> _Input_

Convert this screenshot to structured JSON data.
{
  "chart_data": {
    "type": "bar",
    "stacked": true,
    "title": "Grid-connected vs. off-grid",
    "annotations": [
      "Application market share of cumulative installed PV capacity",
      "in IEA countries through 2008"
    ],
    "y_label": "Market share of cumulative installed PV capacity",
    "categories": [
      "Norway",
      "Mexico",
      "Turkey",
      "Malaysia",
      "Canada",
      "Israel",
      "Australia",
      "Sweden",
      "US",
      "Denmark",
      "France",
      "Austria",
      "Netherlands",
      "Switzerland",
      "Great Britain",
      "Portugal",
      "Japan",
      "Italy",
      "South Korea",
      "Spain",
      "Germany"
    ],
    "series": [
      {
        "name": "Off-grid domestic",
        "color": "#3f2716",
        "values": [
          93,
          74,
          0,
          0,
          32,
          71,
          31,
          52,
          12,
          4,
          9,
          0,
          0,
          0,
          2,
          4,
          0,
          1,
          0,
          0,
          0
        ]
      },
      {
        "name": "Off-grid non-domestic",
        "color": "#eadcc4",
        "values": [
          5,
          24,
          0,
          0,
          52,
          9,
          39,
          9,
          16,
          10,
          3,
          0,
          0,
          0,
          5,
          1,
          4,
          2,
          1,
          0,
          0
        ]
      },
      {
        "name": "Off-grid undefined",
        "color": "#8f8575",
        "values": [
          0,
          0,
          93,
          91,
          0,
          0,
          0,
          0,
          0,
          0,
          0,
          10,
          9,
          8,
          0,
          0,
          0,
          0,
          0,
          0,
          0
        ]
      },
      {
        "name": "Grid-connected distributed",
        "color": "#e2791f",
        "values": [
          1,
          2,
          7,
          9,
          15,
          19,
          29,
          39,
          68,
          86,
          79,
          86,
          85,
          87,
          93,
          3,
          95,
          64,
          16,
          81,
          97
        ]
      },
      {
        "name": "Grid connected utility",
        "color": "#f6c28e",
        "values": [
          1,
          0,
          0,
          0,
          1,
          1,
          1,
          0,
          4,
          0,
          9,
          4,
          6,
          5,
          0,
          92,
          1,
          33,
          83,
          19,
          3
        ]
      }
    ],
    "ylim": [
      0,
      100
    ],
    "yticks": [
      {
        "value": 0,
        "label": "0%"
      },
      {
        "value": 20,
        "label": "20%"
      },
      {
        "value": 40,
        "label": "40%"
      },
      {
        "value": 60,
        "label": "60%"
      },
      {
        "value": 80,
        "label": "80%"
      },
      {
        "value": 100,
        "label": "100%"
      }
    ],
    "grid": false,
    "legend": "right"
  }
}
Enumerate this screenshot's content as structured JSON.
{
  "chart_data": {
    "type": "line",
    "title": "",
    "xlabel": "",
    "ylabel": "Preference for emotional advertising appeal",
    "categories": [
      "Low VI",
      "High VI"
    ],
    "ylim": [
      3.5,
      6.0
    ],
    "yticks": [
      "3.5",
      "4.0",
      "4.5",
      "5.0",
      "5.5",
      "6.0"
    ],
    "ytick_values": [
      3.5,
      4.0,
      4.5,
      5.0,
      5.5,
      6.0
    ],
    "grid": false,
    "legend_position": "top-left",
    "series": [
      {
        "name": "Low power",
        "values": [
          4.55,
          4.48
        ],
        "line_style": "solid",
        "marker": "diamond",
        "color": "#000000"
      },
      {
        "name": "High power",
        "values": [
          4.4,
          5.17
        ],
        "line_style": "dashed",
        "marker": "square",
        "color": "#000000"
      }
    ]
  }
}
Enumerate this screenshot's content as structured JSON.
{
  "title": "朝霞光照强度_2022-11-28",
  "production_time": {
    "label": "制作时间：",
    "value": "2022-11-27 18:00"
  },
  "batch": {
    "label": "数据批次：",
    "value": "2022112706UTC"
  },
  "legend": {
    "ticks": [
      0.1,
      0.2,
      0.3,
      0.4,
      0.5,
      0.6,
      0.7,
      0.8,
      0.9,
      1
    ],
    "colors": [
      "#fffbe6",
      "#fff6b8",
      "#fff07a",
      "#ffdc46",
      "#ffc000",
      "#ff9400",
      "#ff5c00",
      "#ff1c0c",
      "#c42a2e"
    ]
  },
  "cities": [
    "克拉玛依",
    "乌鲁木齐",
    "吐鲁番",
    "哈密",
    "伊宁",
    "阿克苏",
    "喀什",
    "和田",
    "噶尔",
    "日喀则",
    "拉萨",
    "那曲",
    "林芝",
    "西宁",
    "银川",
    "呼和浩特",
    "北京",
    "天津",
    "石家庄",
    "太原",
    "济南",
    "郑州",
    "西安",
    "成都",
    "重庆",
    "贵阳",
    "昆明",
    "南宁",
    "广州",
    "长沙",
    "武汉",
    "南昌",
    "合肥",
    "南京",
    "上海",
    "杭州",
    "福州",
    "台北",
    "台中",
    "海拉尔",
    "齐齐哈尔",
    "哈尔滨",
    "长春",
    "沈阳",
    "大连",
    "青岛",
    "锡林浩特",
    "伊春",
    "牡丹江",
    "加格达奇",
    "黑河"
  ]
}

> _Task requirements_
Retype the records that precede this task, keeping them exactly the same.

> _Response_
Convert this screenshot to structured JSON data.
{
  "chart_data": {
    "type": "bar",
    "stacked": true,
    "title": "Grid-connected vs. off-grid",
    "annotations": [
      "Application market share of cumulative installed PV capacity",
      "in IEA countries through 2008"
    ],
    "y_label": "Market share of cumulative installed PV capacity",
    "categories": [
      "Norway",
      "Mexico",
      "Turkey",
      "Malaysia",
      "Canada",
      "Israel",
      "Australia",
      "Sweden",
      "US",
      "Denmark",
      "France",
      "Austria",
      "Netherlands",
      "Switzerland",
      "Great Britain",
      "Portugal",
      "Japan",
      "Italy",
      "South Korea",
      "Spain",
      "Germany"
    ],
    "series": [
      {
        "name": "Off-grid domestic",
        "color": "#3f2716",
        "values": [
          93,
          74,
          0,
          0,
          32,
          71,
          31,
          52,
          12,
          4,
          9,
          0,
          0,
          0,
          2,
          4,
          0,
          1,
          0,
          0,
          0
        ]
      },
      {
        "name": "Off-grid non-domestic",
        "color": "#eadcc4",
        "values": [
          5,
          24,
          0,
          0,
          52,
          9,
          39,
          9,
          16,
          10,
          3,
          0,
          0,
          0,
          5,
          1,
          4,
          2,
          1,
          0,
          0
        ]
      },
      {
        "name": "Off-grid undefined",
        "color": "#8f8575",
        "values": [
          0,
          0,
          93,
          91,
          0,
          0,
          0,
          0,
          0,
          0,
          0,
          10,
          9,
          8,
          0,
          0,
          0,
          0,
          0,
          0,
          0
        ]
      },
      {
        "name": "Grid-connected distributed",
        "color": "#e2791f",
        "values": [
          1,
          2,
          7,
          9,
          15,
          19,
          29,
          39,
          68,
          86,
          79,
          86,
          85,
          87,
          93,
          3,
          95,
          64,
          16,
          81,
          97
        ]
      },
      {
        "name": "Grid connected utility",
        "color": "#f6c28e",
        "values": [
          1,
          0,
          0,
          0,
          1,
          1,
          1,
          0,
          4,
          0,
          9,
          4,
          6,
          5,
          0,
          92,
          1,
          33,
          83,
          19,
          3
        ]
      }
    ],
    "ylim": [
      0,
      100
    ],
    "yticks": [
      {
        "value": 0,
        "label": "0%"
      },
      {
        "value": 20,
        "label": "20%"
      },
      {
        "value": 40,
        "label": "40%"
      },
      {
        "value": 60,
        "label": "60%"
      },
      {
        "value": 80,
        "label": "80%"
      },
      {
        "value": 100,
        "label": "100%"
      }
    ],
    "grid": false,
    "legend": "right"
  }
}
Enumerate this screenshot's content as structured JSON.
{
  "chart_data": {
    "type": "line",
    "title": "",
    "xlabel": "",
    "ylabel": "Preference for emotional advertising appeal",
    "categories": [
      "Low VI",
      "High VI"
    ],
    "ylim": [
      3.5,
      6.0
    ],
    "yticks": [
      "3.5",
      "4.0",
      "4.5",
      "5.0",
      "5.5",
      "6.0"
    ],
    "ytick_values": [
      3.5,
      4.0,
      4.5,
      5.0,
      5.5,
      6.0
    ],
    "grid": false,
    "legend_position": "top-left",
    "series": [
      {
        "name": "Low power",
        "values": [
          4.55,
          4.48
        ],
        "line_style": "solid",
        "marker": "diamond",
        "color": "#000000"
      },
      {
        "name": "High power",
        "values": [
          4.4,
          5.17
        ],
        "line_style": "dashed",
        "marker": "square",
        "color": "#000000"
      }
    ]
  }
}
Enumerate this screenshot's content as structured JSON.
{
  "title": "朝霞光照强度_2022-11-28",
  "production_time": {
    "label": "制作时间：",
    "value": "2022-11-27 18:00"
  },
  "batch": {
    "label": "数据批次：",
    "value": "2022112706UTC"
  },
  "legend": {
    "ticks": [
      0.1,
      0.2,
      0.3,
      0.4,
      0.5,
      0.6,
      0.7,
      0.8,
      0.9,
      1
    ],
    "colors": [
      "#fffbe6",
      "#fff6b8",
      "#fff07a",
      "#ffdc46",
      "#ffc000",
      "#ff9400",
      "#ff5c00",
      "#ff1c0c",
      "#c42a2e"
    ]
  },
  "cities": [
    "克拉玛依",
    "乌鲁木齐",
    "吐鲁番",
    "哈密",
    "伊宁",
    "阿克苏",
    "喀什",
    "和田",
    "噶尔",
    "日喀则",
    "拉萨",
    "那曲",
    "林芝",
    "西宁",
    "银川",
    "呼和浩特",
    "北京",
    "天津",
    "石家庄",
    "太原",
    "济南",
    "郑州",
    "西安",
    "成都",
    "重庆",
    "贵阳",
    "昆明",
    "南宁",
    "广州",
    "长沙",
    "武汉",
    "南昌",
    "合肥",
    "南京",
    "上海",
    "杭州",
    "福州",
    "台北",
    "台中",
    "海拉尔",
    "齐齐哈尔",
    "哈尔滨",
    "长春",
    "沈阳",
    "大连",
    "青岛",
    "锡林浩特",
    "伊春",
    "牡丹江",
    "加格达奇",
    "黑河"
  ]
}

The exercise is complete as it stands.